Extracted data entries:
● ● ● ● ●

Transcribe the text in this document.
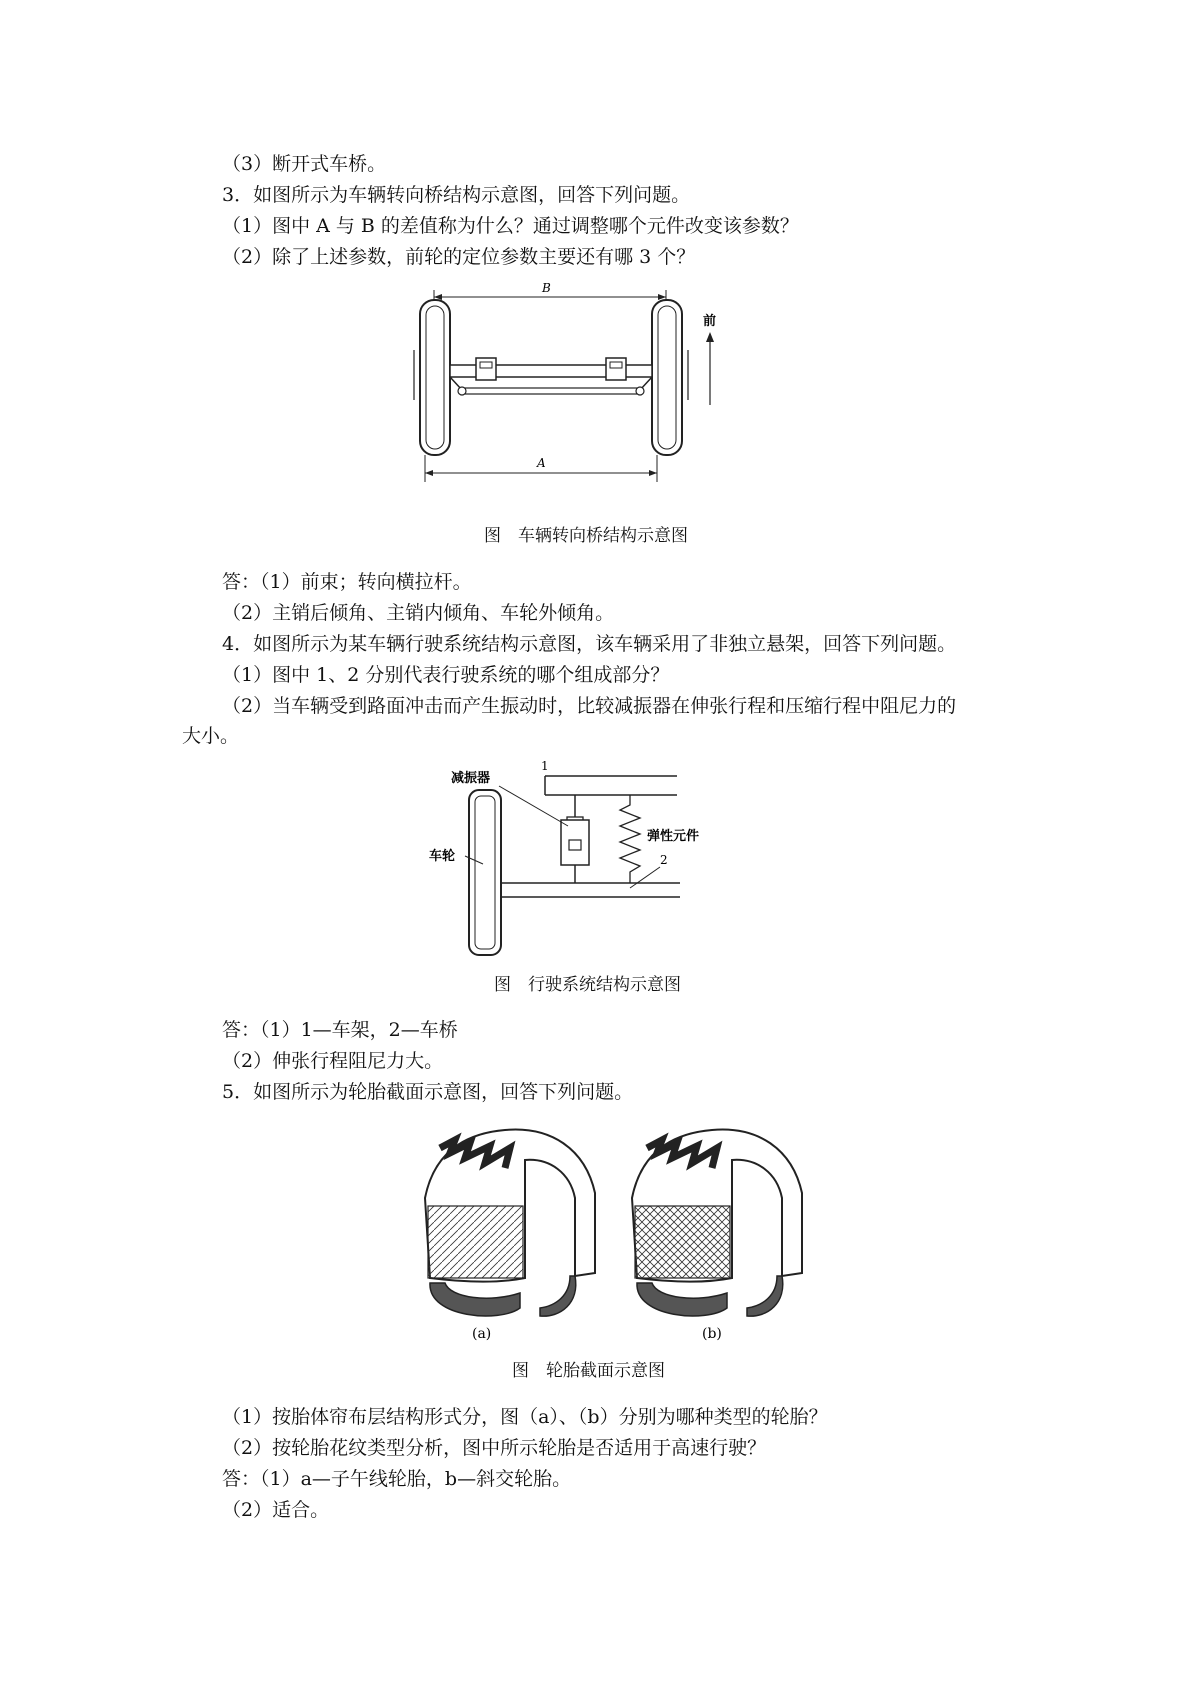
（3）断开式车桥。
3．如图所示为车辆转向桥结构示意图，回答下列问题。
（1）图中 A 与 B 的差值称为什么？通过调整哪个元件改变该参数？
（2）除了上述参数，前轮的定位参数主要还有哪 3 个？
B
前
A
图　车辆转向桥结构示意图
答：（1）前束；转向横拉杆。
（2）主销后倾角、主销内倾角、车轮外倾角。
4．如图所示为某车辆行驶系统结构示意图，该车辆采用了非独立悬架，回答下列问题。
（1）图中 1、2 分别代表行驶系统的哪个组成部分？
（2）当车辆受到路面冲击而产生振动时，比较减振器在伸张行程和压缩行程中阻尼力的
大小。
1
弹性元件
减振器
2
车轮
图　行驶系统结构示意图
答：（1）1—车架，2—车桥
（2）伸张行程阻尼力大。
5．如图所示为轮胎截面示意图，回答下列问题。
(a)	(b)
图　轮胎截面示意图
（1）按胎体帘布层结构形式分，图（a）、（b）分别为哪种类型的轮胎？
（2）按轮胎花纹类型分析，图中所示轮胎是否适用于高速行驶？
答：（1）a—子午线轮胎，b—斜交轮胎。
（2）适合。
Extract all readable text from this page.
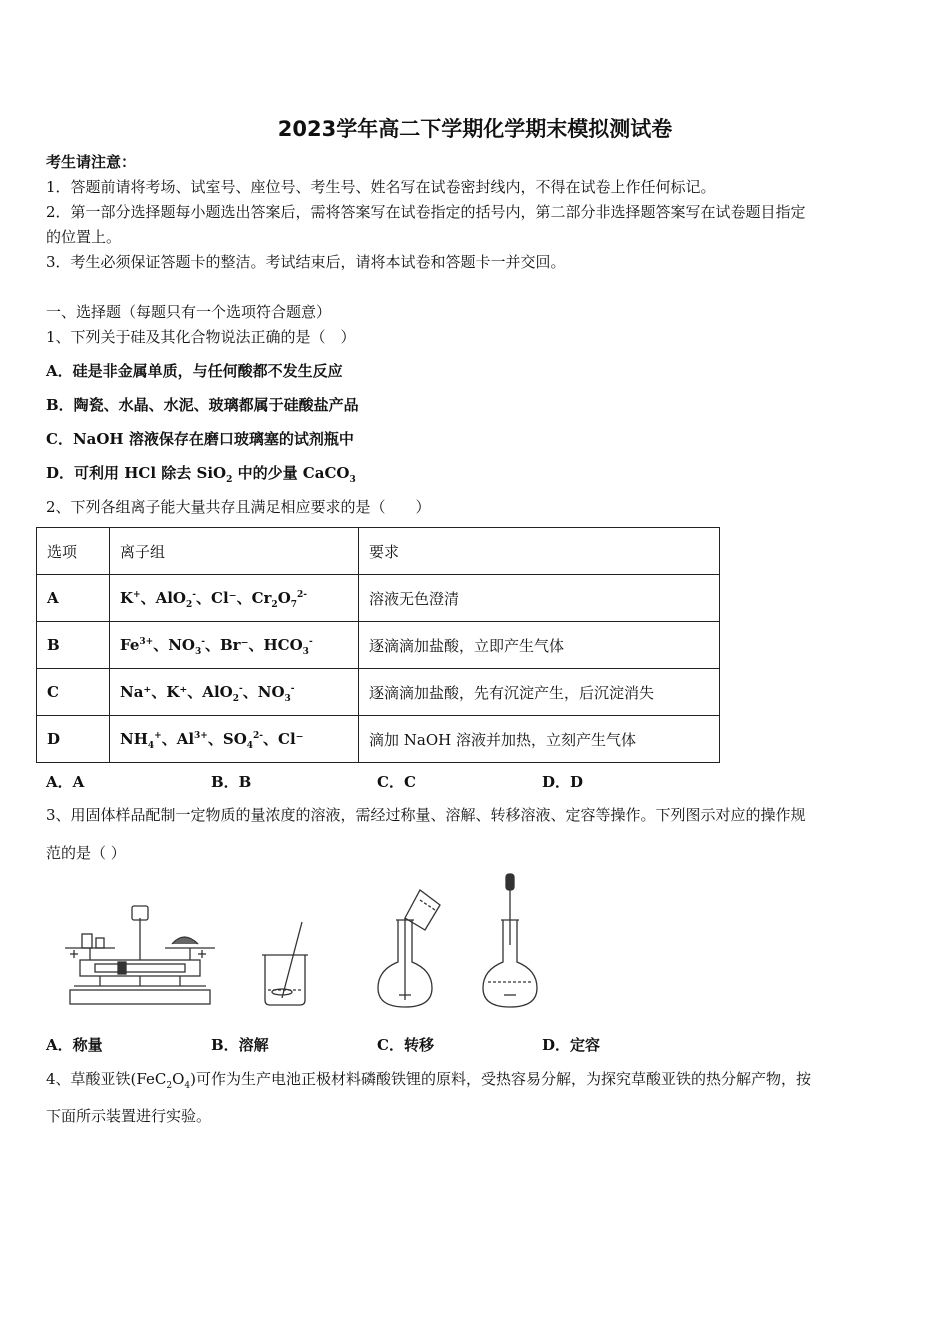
2023学年高二下学期化学期末模拟测试卷
考生请注意：
1．答题前请将考场、试室号、座位号、考生号、姓名写在试卷密封线内，不得在试卷上作任何标记。
2．第一部分选择题每小题选出答案后，需将答案写在试卷指定的括号内，第二部分非选择题答案写在试卷题目指定
的位置上。
3．考生必须保证答题卡的整洁。考试结束后，请将本试卷和答题卡一并交回。
一、选择题（每题只有一个选项符合题意）
1、下列关于硅及其化合物说法正确的是（　）
A．硅是非金属单质，与任何酸都不发生反应
B．陶瓷、水晶、水泥、玻璃都属于硅酸盐产品
C．NaOH 溶液保存在磨口玻璃塞的试剂瓶中
D．可利用 HCl 除去 SiO$_2$ 中的少量 CaCO$_3$
2、下列各组离子能大量共存且满足相应要求的是（　　）
选项	离子组	要求
A	K+、AlO$_2$-、Cl⁻、$Cr_2O_7^{2-}$	溶液无色澄清
B	$Fe^{3+}$、$NO_3^-$、Br⁻、$HCO_3^-$	逐滴滴加盐酸，立即产生气体
C	Na⁺、K⁺、AlO$_2$-、$NO_3^-$	逐滴滴加盐酸，先有沉淀产生，后沉淀消失
D	$NH_4^+$、$Al^{3+}$、$SO_4^{2-}$、Cl⁻	滴加 NaOH 溶液并加热，立刻产生气体
A．A	B．B	C．C	D．D
3、用固体样品配制一定物质的量浓度的溶液，需经过称量、溶解、转移溶液、定容等操作。下列图示对应的操作规
范的是（ ）
A．称量	B．溶解	C．转移	D．定容
4、草酸亚铁$(FeC_2O_4)$可作为生产电池正极材料磷酸铁锂的原料，受热容易分解，为探究草酸亚铁的热分解产物，按
下面所示装置进行实验。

● ● ● ● ●

### [What needs to be done]
Transcribe the records above exactly, leaving out every picture.

### [Solution to the exercise]
Transcribe the text in this document.
（3）断开式车桥。
3．如图所示为车辆转向桥结构示意图，回答下列问题。
（1）图中 A 与 B 的差值称为什么？通过调整哪个元件改变该参数？
（2）除了上述参数，前轮的定位参数主要还有哪 3 个？
B
前
A
图　车辆转向桥结构示意图
答：（1）前束；转向横拉杆。
（2）主销后倾角、主销内倾角、车轮外倾角。
4．如图所示为某车辆行驶系统结构示意图，该车辆采用了非独立悬架，回答下列问题。
（1）图中 1、2 分别代表行驶系统的哪个组成部分？
（2）当车辆受到路面冲击而产生振动时，比较减振器在伸张行程和压缩行程中阻尼力的
大小。
1
弹性元件
减振器
2
车轮
图　行驶系统结构示意图
答：（1）1—车架，2—车桥
（2）伸张行程阻尼力大。
5．如图所示为轮胎截面示意图，回答下列问题。
(a)	(b)
图　轮胎截面示意图
（1）按胎体帘布层结构形式分，图（a）、（b）分别为哪种类型的轮胎？
（2）按轮胎花纹类型分析，图中所示轮胎是否适用于高速行驶？
答：（1）a—子午线轮胎，b—斜交轮胎。
（2）适合。
Extract all readable text from this page.
2023学年高二下学期化学期末模拟测试卷
考生请注意：
1．答题前请将考场、试室号、座位号、考生号、姓名写在试卷密封线内，不得在试卷上作任何标记。
2．第一部分选择题每小题选出答案后，需将答案写在试卷指定的括号内，第二部分非选择题答案写在试卷题目指定
的位置上。
3．考生必须保证答题卡的整洁。考试结束后，请将本试卷和答题卡一并交回。
一、选择题（每题只有一个选项符合题意）
1、下列关于硅及其化合物说法正确的是（　）
A．硅是非金属单质，与任何酸都不发生反应
B．陶瓷、水晶、水泥、玻璃都属于硅酸盐产品
C．NaOH 溶液保存在磨口玻璃塞的试剂瓶中
D．可利用 HCl 除去 SiO$_2$ 中的少量 CaCO$_3$
2、下列各组离子能大量共存且满足相应要求的是（　　）
选项	离子组	要求
A	K+、AlO$_2$-、Cl⁻、$Cr_2O_7^{2-}$	溶液无色澄清
B	$Fe^{3+}$、$NO_3^-$、Br⁻、$HCO_3^-$	逐滴滴加盐酸，立即产生气体
C	Na⁺、K⁺、AlO$_2$-、$NO_3^-$	逐滴滴加盐酸，先有沉淀产生，后沉淀消失
D	$NH_4^+$、$Al^{3+}$、$SO_4^{2-}$、Cl⁻	滴加 NaOH 溶液并加热，立刻产生气体
A．A	B．B	C．C	D．D
3、用固体样品配制一定物质的量浓度的溶液，需经过称量、溶解、转移溶液、定容等操作。下列图示对应的操作规
范的是（ ）
A．称量	B．溶解	C．转移	D．定容
4、草酸亚铁$(FeC_2O_4)$可作为生产电池正极材料磷酸铁锂的原料，受热容易分解，为探究草酸亚铁的热分解产物，按
下面所示装置进行实验。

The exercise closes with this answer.